Written request » Repeat all of the data precisely.

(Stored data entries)
=======

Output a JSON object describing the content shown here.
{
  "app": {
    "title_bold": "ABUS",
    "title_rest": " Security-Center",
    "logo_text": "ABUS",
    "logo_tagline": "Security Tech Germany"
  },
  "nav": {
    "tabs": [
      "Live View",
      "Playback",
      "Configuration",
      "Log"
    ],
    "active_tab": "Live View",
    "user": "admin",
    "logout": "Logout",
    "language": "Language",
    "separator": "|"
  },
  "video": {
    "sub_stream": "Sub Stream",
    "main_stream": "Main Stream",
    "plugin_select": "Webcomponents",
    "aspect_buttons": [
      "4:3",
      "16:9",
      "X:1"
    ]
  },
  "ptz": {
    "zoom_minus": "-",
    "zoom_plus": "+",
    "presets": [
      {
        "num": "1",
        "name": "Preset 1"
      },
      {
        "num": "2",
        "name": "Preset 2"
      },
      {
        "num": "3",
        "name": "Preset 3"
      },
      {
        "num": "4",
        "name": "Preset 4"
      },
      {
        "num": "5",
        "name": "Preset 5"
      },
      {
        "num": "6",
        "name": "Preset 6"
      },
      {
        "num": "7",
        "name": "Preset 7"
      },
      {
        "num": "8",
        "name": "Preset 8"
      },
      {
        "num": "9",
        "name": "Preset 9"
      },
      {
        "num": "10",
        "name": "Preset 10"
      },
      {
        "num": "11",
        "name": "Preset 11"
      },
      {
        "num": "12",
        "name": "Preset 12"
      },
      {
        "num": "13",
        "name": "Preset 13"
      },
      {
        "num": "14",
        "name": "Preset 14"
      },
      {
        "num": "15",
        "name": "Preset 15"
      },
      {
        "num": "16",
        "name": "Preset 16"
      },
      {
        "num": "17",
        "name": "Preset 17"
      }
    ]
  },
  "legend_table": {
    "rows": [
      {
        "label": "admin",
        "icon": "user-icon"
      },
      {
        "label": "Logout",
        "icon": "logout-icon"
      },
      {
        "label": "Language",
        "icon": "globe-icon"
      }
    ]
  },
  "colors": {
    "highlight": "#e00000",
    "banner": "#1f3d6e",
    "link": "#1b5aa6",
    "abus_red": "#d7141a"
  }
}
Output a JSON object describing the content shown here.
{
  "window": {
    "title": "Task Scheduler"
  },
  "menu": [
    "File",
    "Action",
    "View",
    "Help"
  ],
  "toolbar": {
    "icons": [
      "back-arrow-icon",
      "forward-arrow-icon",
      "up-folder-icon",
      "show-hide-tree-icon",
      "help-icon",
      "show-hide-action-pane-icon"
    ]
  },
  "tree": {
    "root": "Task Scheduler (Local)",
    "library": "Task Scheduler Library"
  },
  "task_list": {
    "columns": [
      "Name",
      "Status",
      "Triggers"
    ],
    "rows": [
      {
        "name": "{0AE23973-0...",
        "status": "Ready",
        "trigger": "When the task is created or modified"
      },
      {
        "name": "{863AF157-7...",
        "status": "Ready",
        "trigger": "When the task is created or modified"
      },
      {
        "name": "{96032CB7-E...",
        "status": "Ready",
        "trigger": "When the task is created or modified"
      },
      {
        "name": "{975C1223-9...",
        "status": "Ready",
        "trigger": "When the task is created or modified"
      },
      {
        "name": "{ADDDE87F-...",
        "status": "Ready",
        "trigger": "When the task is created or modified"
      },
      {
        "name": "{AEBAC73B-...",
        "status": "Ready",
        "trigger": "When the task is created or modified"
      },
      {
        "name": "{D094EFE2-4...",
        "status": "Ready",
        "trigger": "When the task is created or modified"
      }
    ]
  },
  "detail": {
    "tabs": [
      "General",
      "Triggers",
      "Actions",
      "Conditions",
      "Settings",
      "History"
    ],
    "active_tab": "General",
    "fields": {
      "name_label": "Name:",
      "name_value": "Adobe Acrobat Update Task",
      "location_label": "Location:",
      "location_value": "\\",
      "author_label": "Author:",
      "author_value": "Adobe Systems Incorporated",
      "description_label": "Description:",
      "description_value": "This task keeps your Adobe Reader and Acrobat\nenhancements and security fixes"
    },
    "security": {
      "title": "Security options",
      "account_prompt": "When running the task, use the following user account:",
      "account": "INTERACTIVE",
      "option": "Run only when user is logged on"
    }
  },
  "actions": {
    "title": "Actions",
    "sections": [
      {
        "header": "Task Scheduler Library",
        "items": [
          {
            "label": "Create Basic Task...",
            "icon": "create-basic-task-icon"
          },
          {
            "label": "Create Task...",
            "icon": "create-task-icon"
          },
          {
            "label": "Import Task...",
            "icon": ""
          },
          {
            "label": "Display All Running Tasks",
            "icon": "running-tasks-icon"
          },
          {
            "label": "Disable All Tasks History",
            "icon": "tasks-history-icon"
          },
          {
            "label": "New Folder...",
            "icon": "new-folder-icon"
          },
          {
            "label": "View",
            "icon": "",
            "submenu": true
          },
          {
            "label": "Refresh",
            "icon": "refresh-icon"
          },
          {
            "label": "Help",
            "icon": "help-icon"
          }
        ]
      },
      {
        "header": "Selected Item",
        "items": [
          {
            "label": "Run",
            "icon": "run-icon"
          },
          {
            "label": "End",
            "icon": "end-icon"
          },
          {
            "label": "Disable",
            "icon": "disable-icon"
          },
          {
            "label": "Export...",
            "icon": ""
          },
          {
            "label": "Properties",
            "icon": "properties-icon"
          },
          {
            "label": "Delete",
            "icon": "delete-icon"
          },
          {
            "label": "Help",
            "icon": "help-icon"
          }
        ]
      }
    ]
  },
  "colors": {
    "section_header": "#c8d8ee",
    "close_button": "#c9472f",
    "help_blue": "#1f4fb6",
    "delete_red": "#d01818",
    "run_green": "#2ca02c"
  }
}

=======

Written reply »
Output a JSON object describing the content shown here.
{
  "app": {
    "title_bold": "ABUS",
    "title_rest": " Security-Center",
    "logo_text": "ABUS",
    "logo_tagline": "Security Tech Germany"
  },
  "nav": {
    "tabs": [
      "Live View",
      "Playback",
      "Configuration",
      "Log"
    ],
    "active_tab": "Live View",
    "user": "admin",
    "logout": "Logout",
    "language": "Language",
    "separator": "|"
  },
  "video": {
    "sub_stream": "Sub Stream",
    "main_stream": "Main Stream",
    "plugin_select": "Webcomponents",
    "aspect_buttons": [
      "4:3",
      "16:9",
      "X:1"
    ]
  },
  "ptz": {
    "zoom_minus": "-",
    "zoom_plus": "+",
    "presets": [
      {
        "num": "1",
        "name": "Preset 1"
      },
      {
        "num": "2",
        "name": "Preset 2"
      },
      {
        "num": "3",
        "name": "Preset 3"
      },
      {
        "num": "4",
        "name": "Preset 4"
      },
      {
        "num": "5",
        "name": "Preset 5"
      },
      {
        "num": "6",
        "name": "Preset 6"
      },
      {
        "num": "7",
        "name": "Preset 7"
      },
      {
        "num": "8",
        "name": "Preset 8"
      },
      {
        "num": "9",
        "name": "Preset 9"
      },
      {
        "num": "10",
        "name": "Preset 10"
      },
      {
        "num": "11",
        "name": "Preset 11"
      },
      {
        "num": "12",
        "name": "Preset 12"
      },
      {
        "num": "13",
        "name": "Preset 13"
      },
      {
        "num": "14",
        "name": "Preset 14"
      },
      {
        "num": "15",
        "name": "Preset 15"
      },
      {
        "num": "16",
        "name": "Preset 16"
      },
      {
        "num": "17",
        "name": "Preset 17"
      }
    ]
  },
  "legend_table": {
    "rows": [
      {
        "label": "admin",
        "icon": "user-icon"
      },
      {
        "label": "Logout",
        "icon": "logout-icon"
      },
      {
        "label": "Language",
        "icon": "globe-icon"
      }
    ]
  },
  "colors": {
    "highlight": "#e00000",
    "banner": "#1f3d6e",
    "link": "#1b5aa6",
    "abus_red": "#d7141a"
  }
}
Output a JSON object describing the content shown here.
{
  "window": {
    "title": "Task Scheduler"
  },
  "menu": [
    "File",
    "Action",
    "View",
    "Help"
  ],
  "toolbar": {
    "icons": [
      "back-arrow-icon",
      "forward-arrow-icon",
      "up-folder-icon",
      "show-hide-tree-icon",
      "help-icon",
      "show-hide-action-pane-icon"
    ]
  },
  "tree": {
    "root": "Task Scheduler (Local)",
    "library": "Task Scheduler Library"
  },
  "task_list": {
    "columns": [
      "Name",
      "Status",
      "Triggers"
    ],
    "rows": [
      {
        "name": "{0AE23973-0...",
        "status": "Ready",
        "trigger": "When the task is created or modified"
      },
      {
        "name": "{863AF157-7...",
        "status": "Ready",
        "trigger": "When the task is created or modified"
      },
      {
        "name": "{96032CB7-E...",
        "status": "Ready",
        "trigger": "When the task is created or modified"
      },
      {
        "name": "{975C1223-9...",
        "status": "Ready",
        "trigger": "When the task is created or modified"
      },
      {
        "name": "{ADDDE87F-...",
        "status": "Ready",
        "trigger": "When the task is created or modified"
      },
      {
        "name": "{AEBAC73B-...",
        "status": "Ready",
        "trigger": "When the task is created or modified"
      },
      {
        "name": "{D094EFE2-4...",
        "status": "Ready",
        "trigger": "When the task is created or modified"
      }
    ]
  },
  "detail": {
    "tabs": [
      "General",
      "Triggers",
      "Actions",
      "Conditions",
      "Settings",
      "History"
    ],
    "active_tab": "General",
    "fields": {
      "name_label": "Name:",
      "name_value": "Adobe Acrobat Update Task",
      "location_label": "Location:",
      "location_value": "\\",
      "author_label": "Author:",
      "author_value": "Adobe Systems Incorporated",
      "description_label": "Description:",
      "description_value": "This task keeps your Adobe Reader and Acrobat\nenhancements and security fixes"
    },
    "security": {
      "title": "Security options",
      "account_prompt": "When running the task, use the following user account:",
      "account": "INTERACTIVE",
      "option": "Run only when user is logged on"
    }
  },
  "actions": {
    "title": "Actions",
    "sections": [
      {
        "header": "Task Scheduler Library",
        "items": [
          {
            "label": "Create Basic Task...",
            "icon": "create-basic-task-icon"
          },
          {
            "label": "Create Task...",
            "icon": "create-task-icon"
          },
          {
            "label": "Import Task...",
            "icon": ""
          },
          {
            "label": "Display All Running Tasks",
            "icon": "running-tasks-icon"
          },
          {
            "label": "Disable All Tasks History",
            "icon": "tasks-history-icon"
          },
          {
            "label": "New Folder...",
            "icon": "new-folder-icon"
          },
          {
            "label": "View",
            "icon": "",
            "submenu": true
          },
          {
            "label": "Refresh",
            "icon": "refresh-icon"
          },
          {
            "label": "Help",
            "icon": "help-icon"
          }
        ]
      },
      {
        "header": "Selected Item",
        "items": [
          {
            "label": "Run",
            "icon": "run-icon"
          },
          {
            "label": "End",
            "icon": "end-icon"
          },
          {
            "label": "Disable",
            "icon": "disable-icon"
          },
          {
            "label": "Export...",
            "icon": ""
          },
          {
            "label": "Properties",
            "icon": "properties-icon"
          },
          {
            "label": "Delete",
            "icon": "delete-icon"
          },
          {
            "label": "Help",
            "icon": "help-icon"
          }
        ]
      }
    ]
  },
  "colors": {
    "section_header": "#c8d8ee",
    "close_button": "#c9472f",
    "help_blue": "#1f4fb6",
    "delete_red": "#d01818",
    "run_green": "#2ca02c"
  }
}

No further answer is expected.